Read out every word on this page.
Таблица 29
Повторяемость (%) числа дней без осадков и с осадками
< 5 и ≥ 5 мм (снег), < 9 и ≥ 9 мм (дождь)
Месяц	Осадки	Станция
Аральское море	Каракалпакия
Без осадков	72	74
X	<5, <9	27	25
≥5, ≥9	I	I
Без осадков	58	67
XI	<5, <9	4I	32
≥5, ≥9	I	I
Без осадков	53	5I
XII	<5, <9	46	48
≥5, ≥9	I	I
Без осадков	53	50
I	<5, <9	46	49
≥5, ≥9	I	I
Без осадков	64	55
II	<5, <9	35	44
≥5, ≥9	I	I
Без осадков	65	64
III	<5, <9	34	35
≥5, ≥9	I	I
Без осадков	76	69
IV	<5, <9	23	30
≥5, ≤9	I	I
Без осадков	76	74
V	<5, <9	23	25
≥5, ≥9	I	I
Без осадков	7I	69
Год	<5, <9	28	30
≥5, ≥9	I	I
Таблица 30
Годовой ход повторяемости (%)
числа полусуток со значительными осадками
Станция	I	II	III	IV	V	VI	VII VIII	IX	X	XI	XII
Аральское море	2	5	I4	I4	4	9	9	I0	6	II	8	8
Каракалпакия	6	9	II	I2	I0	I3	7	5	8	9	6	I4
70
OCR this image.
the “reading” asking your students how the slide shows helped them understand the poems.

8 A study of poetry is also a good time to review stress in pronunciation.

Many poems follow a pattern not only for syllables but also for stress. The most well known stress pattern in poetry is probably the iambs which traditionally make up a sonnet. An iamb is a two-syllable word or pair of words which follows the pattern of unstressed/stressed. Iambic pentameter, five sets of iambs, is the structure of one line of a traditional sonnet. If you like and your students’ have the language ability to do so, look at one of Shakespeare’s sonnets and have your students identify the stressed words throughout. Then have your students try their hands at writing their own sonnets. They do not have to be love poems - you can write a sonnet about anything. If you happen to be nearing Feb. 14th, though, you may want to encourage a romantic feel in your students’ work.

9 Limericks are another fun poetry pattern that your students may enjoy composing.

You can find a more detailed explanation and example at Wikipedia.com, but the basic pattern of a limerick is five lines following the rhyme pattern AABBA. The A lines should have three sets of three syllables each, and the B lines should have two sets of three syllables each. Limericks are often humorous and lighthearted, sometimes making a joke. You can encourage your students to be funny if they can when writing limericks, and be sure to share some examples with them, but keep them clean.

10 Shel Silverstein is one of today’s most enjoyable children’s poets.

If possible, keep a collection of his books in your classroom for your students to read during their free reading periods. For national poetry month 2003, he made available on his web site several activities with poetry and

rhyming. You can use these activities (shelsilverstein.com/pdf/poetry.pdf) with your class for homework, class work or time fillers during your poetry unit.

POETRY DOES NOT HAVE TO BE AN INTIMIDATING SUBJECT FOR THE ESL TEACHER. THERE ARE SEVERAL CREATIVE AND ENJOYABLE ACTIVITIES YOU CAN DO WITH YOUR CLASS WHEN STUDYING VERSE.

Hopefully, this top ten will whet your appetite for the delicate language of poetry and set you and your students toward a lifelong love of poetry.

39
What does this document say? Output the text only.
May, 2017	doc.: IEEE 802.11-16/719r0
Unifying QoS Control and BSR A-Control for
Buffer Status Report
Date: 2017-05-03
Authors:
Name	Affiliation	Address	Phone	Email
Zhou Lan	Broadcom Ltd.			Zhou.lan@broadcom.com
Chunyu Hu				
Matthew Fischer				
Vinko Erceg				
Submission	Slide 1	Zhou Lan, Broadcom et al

------------------------

→ Problem:
For the listing above, give the number of lines in which the string "this" occurs, and nothing else.

→ Correct answer:
4